**TASK INPUTS**:
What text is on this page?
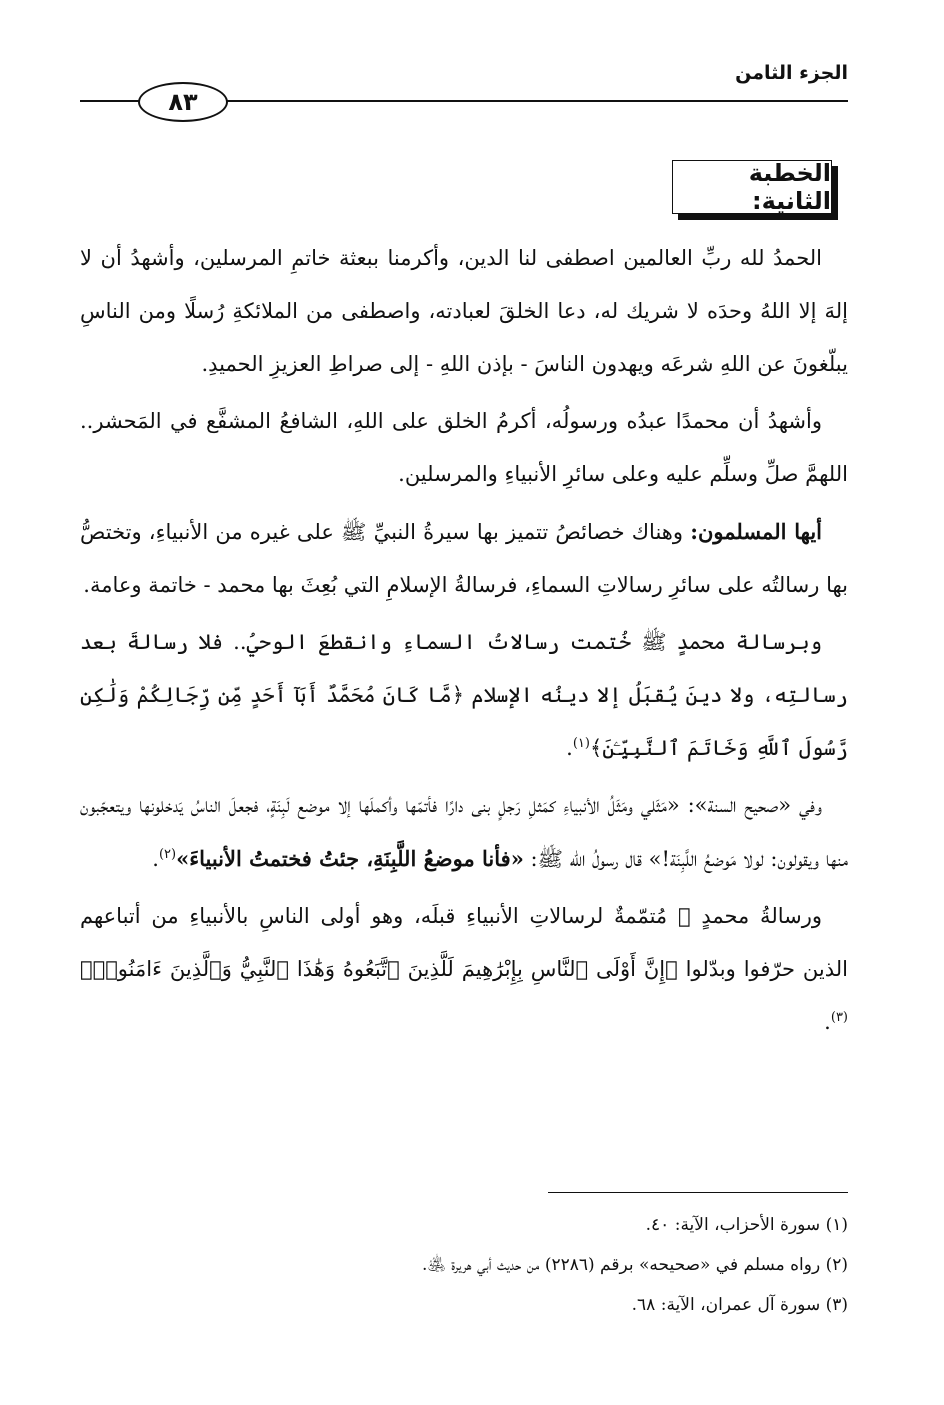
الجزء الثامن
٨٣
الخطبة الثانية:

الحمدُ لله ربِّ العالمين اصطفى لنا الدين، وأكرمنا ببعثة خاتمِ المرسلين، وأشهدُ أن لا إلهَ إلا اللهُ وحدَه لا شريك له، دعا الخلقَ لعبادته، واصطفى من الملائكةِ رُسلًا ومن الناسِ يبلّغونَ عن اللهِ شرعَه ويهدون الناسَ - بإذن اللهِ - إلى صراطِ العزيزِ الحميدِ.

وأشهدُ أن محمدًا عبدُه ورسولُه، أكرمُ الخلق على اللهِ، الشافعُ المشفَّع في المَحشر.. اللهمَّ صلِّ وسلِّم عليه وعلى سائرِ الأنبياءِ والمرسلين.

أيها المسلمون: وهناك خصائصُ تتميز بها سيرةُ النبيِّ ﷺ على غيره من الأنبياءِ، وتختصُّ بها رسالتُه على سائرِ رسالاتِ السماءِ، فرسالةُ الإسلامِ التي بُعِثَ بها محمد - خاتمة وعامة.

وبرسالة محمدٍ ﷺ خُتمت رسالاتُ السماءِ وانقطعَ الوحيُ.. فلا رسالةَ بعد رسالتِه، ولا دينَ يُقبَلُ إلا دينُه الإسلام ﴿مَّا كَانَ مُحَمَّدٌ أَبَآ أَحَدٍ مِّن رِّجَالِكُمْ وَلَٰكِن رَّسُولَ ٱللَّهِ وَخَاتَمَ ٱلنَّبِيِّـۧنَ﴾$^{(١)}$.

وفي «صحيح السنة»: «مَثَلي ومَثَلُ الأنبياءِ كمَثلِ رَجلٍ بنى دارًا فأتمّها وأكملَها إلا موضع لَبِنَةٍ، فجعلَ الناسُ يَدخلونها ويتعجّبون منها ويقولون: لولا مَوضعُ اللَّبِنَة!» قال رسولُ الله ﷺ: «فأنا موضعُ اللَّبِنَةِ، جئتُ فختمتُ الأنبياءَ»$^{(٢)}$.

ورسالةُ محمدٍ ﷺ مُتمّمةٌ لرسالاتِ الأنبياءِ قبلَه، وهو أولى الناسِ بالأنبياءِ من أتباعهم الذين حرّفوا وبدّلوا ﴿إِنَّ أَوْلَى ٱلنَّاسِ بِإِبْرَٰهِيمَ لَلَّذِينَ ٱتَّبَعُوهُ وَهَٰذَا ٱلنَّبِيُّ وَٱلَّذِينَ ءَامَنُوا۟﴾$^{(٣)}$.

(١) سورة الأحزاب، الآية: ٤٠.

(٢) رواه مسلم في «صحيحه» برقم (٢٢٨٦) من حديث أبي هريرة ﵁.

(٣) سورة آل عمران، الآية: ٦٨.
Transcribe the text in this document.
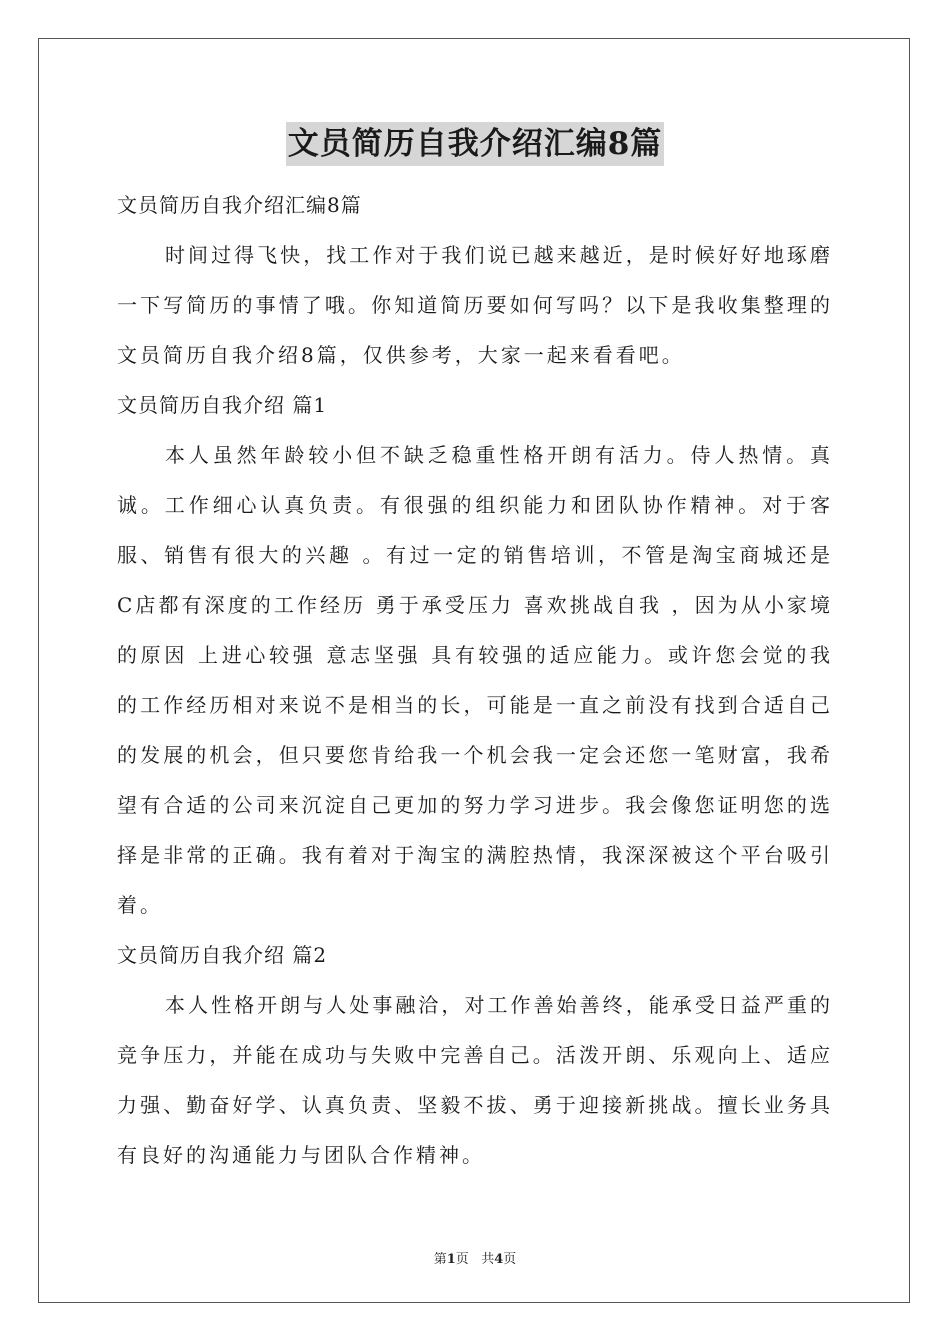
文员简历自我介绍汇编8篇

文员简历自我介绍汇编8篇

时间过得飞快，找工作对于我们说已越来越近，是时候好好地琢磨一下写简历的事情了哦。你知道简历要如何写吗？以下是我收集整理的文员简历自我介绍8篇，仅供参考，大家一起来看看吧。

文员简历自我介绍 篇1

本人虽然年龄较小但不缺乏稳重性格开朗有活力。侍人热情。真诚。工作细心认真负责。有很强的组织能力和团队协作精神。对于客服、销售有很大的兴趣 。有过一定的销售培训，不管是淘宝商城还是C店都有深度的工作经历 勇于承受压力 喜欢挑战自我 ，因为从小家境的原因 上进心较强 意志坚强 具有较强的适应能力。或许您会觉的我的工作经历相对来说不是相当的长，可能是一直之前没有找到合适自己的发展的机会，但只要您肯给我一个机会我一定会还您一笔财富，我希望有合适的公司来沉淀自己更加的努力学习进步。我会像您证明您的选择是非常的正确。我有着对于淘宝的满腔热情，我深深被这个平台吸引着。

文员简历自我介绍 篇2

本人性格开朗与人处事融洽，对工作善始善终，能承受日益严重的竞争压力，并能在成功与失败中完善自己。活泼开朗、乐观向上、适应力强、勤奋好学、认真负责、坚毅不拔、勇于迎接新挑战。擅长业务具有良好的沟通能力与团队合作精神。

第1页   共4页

**TASK OBJECTIVE**:
Pictures in the records above are left out; print everything else exactly as written.

**EXERCISE OUTPUT**:
What text is on this page?
الجزء الثامن
٨٣
الخطبة الثانية:

الحمدُ لله ربِّ العالمين اصطفى لنا الدين، وأكرمنا ببعثة خاتمِ المرسلين، وأشهدُ أن لا إلهَ إلا اللهُ وحدَه لا شريك له، دعا الخلقَ لعبادته، واصطفى من الملائكةِ رُسلًا ومن الناسِ يبلّغونَ عن اللهِ شرعَه ويهدون الناسَ - بإذن اللهِ - إلى صراطِ العزيزِ الحميدِ.

وأشهدُ أن محمدًا عبدُه ورسولُه، أكرمُ الخلق على اللهِ، الشافعُ المشفَّع في المَحشر.. اللهمَّ صلِّ وسلِّم عليه وعلى سائرِ الأنبياءِ والمرسلين.

أيها المسلمون: وهناك خصائصُ تتميز بها سيرةُ النبيِّ ﷺ على غيره من الأنبياءِ، وتختصُّ بها رسالتُه على سائرِ رسالاتِ السماءِ، فرسالةُ الإسلامِ التي بُعِثَ بها محمد - خاتمة وعامة.

وبرسالة محمدٍ ﷺ خُتمت رسالاتُ السماءِ وانقطعَ الوحيُ.. فلا رسالةَ بعد رسالتِه، ولا دينَ يُقبَلُ إلا دينُه الإسلام ﴿مَّا كَانَ مُحَمَّدٌ أَبَآ أَحَدٍ مِّن رِّجَالِكُمْ وَلَٰكِن رَّسُولَ ٱللَّهِ وَخَاتَمَ ٱلنَّبِيِّـۧنَ﴾$^{(١)}$.

وفي «صحيح السنة»: «مَثَلي ومَثَلُ الأنبياءِ كمَثلِ رَجلٍ بنى دارًا فأتمّها وأكملَها إلا موضع لَبِنَةٍ، فجعلَ الناسُ يَدخلونها ويتعجّبون منها ويقولون: لولا مَوضعُ اللَّبِنَة!» قال رسولُ الله ﷺ: «فأنا موضعُ اللَّبِنَةِ، جئتُ فختمتُ الأنبياءَ»$^{(٢)}$.

ورسالةُ محمدٍ ﷺ مُتمّمةٌ لرسالاتِ الأنبياءِ قبلَه، وهو أولى الناسِ بالأنبياءِ من أتباعهم الذين حرّفوا وبدّلوا ﴿إِنَّ أَوْلَى ٱلنَّاسِ بِإِبْرَٰهِيمَ لَلَّذِينَ ٱتَّبَعُوهُ وَهَٰذَا ٱلنَّبِيُّ وَٱلَّذِينَ ءَامَنُوا۟﴾$^{(٣)}$.

(١) سورة الأحزاب، الآية: ٤٠.

(٢) رواه مسلم في «صحيحه» برقم (٢٢٨٦) من حديث أبي هريرة ﵁.

(٣) سورة آل عمران، الآية: ٦٨.
Transcribe the text in this document.
文员简历自我介绍汇编8篇

文员简历自我介绍汇编8篇

时间过得飞快，找工作对于我们说已越来越近，是时候好好地琢磨一下写简历的事情了哦。你知道简历要如何写吗？以下是我收集整理的文员简历自我介绍8篇，仅供参考，大家一起来看看吧。

文员简历自我介绍 篇1

本人虽然年龄较小但不缺乏稳重性格开朗有活力。侍人热情。真诚。工作细心认真负责。有很强的组织能力和团队协作精神。对于客服、销售有很大的兴趣 。有过一定的销售培训，不管是淘宝商城还是C店都有深度的工作经历 勇于承受压力 喜欢挑战自我 ，因为从小家境的原因 上进心较强 意志坚强 具有较强的适应能力。或许您会觉的我的工作经历相对来说不是相当的长，可能是一直之前没有找到合适自己的发展的机会，但只要您肯给我一个机会我一定会还您一笔财富，我希望有合适的公司来沉淀自己更加的努力学习进步。我会像您证明您的选择是非常的正确。我有着对于淘宝的满腔热情，我深深被这个平台吸引着。

文员简历自我介绍 篇2

本人性格开朗与人处事融洽，对工作善始善终，能承受日益严重的竞争压力，并能在成功与失败中完善自己。活泼开朗、乐观向上、适应力强、勤奋好学、认真负责、坚毅不拔、勇于迎接新挑战。擅长业务具有良好的沟通能力与团队合作精神。

第1页   共4页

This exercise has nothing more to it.